Work to be completed:
Each line that includes "equation" counts once; give the total and nothing besides.

Available data:
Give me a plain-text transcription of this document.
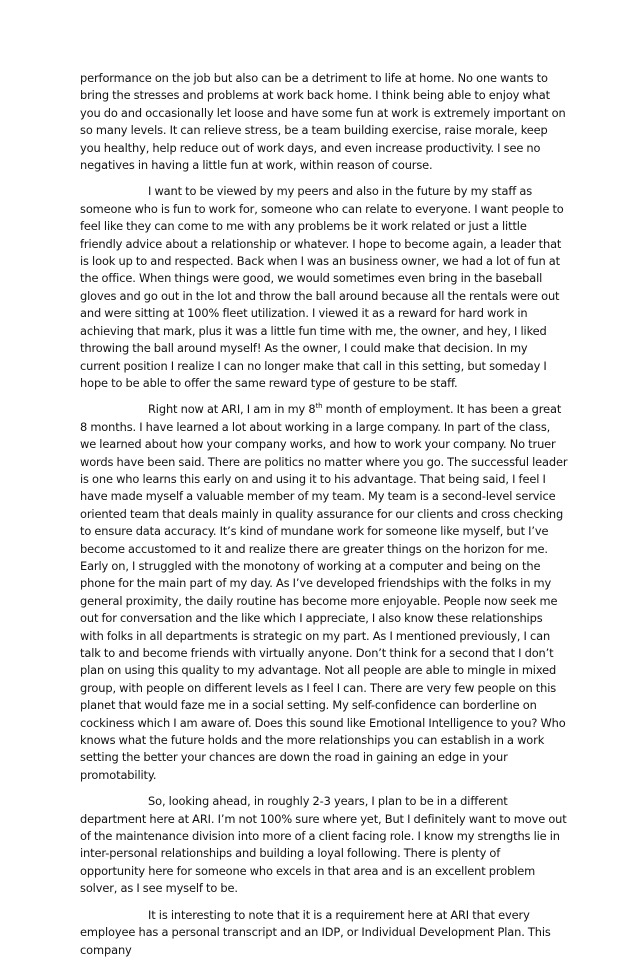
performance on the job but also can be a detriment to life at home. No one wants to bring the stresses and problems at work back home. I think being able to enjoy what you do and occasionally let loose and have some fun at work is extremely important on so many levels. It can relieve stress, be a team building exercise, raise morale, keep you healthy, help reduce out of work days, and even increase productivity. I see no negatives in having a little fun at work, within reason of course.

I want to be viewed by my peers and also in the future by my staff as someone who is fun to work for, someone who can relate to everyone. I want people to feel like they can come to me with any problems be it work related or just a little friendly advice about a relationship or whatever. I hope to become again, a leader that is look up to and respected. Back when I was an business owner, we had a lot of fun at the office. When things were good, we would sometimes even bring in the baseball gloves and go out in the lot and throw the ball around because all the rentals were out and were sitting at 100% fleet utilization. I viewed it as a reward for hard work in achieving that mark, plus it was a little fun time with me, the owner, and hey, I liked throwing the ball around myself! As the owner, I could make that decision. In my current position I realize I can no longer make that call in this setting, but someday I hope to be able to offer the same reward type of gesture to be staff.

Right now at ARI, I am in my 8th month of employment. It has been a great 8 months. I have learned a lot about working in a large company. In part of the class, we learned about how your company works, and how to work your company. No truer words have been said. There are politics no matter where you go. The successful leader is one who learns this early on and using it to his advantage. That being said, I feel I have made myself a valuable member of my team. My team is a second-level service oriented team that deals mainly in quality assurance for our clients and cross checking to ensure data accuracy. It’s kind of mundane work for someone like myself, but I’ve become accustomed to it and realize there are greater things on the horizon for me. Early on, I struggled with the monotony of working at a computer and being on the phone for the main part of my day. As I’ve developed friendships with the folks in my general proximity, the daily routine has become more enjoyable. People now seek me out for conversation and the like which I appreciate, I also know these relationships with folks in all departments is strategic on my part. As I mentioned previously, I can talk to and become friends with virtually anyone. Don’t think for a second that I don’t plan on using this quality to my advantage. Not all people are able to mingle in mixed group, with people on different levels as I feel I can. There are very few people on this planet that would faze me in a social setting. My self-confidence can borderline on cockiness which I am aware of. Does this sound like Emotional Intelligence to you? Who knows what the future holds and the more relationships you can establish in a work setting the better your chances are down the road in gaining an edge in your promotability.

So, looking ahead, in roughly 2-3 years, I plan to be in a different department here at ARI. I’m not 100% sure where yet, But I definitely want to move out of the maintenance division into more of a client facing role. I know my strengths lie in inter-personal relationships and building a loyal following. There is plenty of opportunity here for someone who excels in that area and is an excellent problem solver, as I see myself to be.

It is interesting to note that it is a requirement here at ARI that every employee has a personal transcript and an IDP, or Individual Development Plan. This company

--

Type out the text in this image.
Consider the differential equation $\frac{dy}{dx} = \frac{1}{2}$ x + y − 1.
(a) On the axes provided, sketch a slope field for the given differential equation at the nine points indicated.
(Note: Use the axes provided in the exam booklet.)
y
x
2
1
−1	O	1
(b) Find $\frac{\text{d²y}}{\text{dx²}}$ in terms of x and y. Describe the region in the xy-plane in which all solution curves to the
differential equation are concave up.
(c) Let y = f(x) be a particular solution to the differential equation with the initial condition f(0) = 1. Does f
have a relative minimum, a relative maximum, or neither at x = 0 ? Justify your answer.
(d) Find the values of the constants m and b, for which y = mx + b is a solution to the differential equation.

* * *

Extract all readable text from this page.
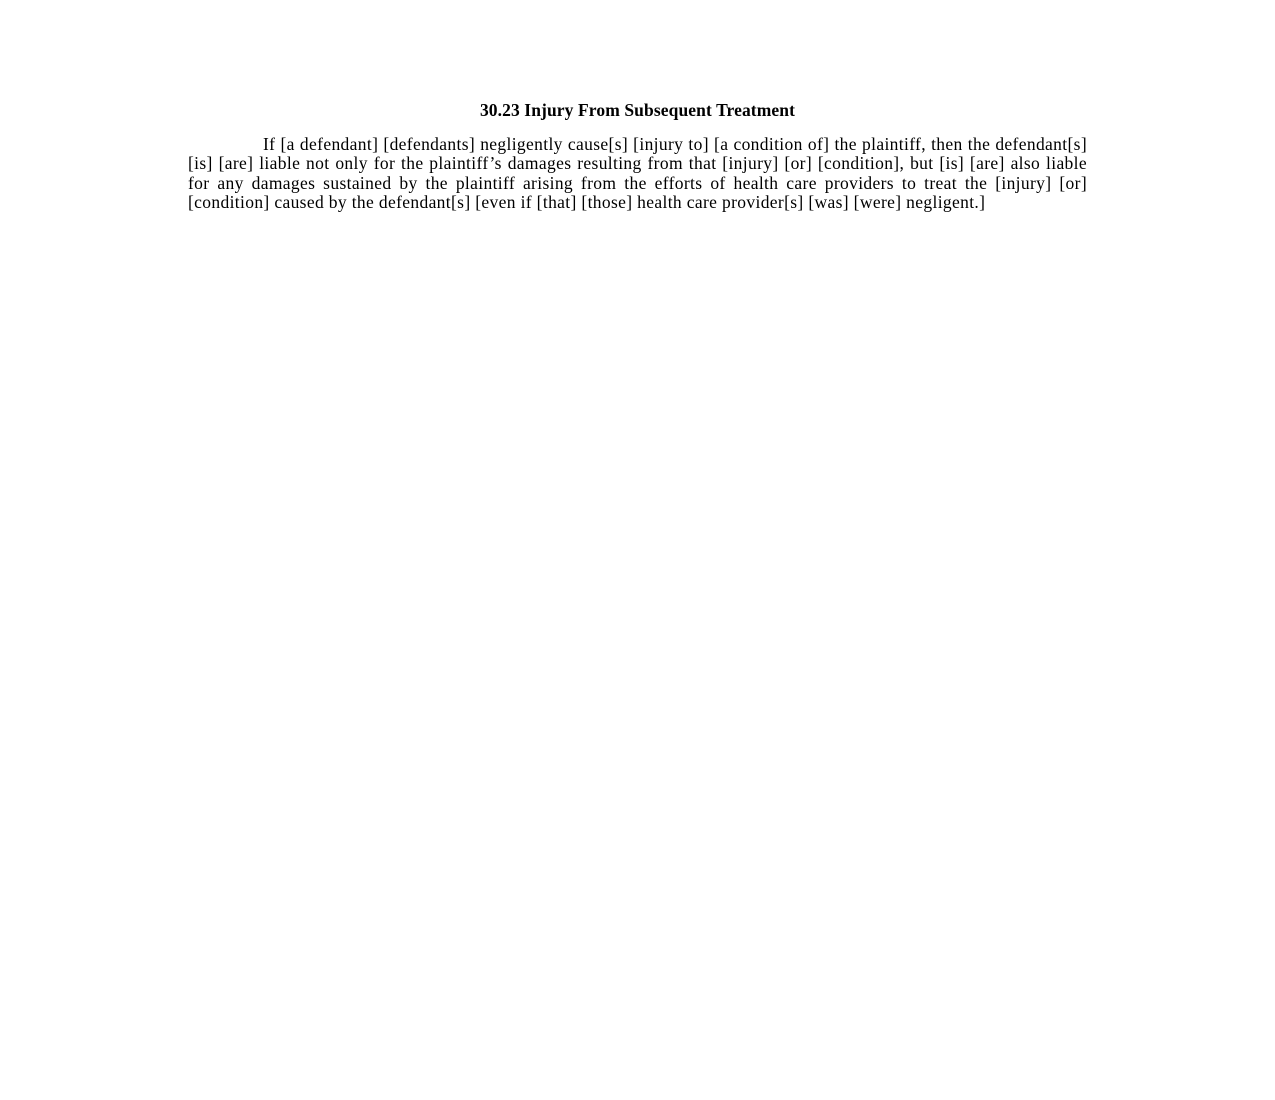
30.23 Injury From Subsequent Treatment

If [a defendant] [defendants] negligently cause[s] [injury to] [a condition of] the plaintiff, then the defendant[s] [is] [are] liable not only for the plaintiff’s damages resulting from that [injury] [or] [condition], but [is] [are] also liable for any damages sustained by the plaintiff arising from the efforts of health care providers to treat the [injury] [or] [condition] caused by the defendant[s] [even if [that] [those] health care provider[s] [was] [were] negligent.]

Solution to this task:
5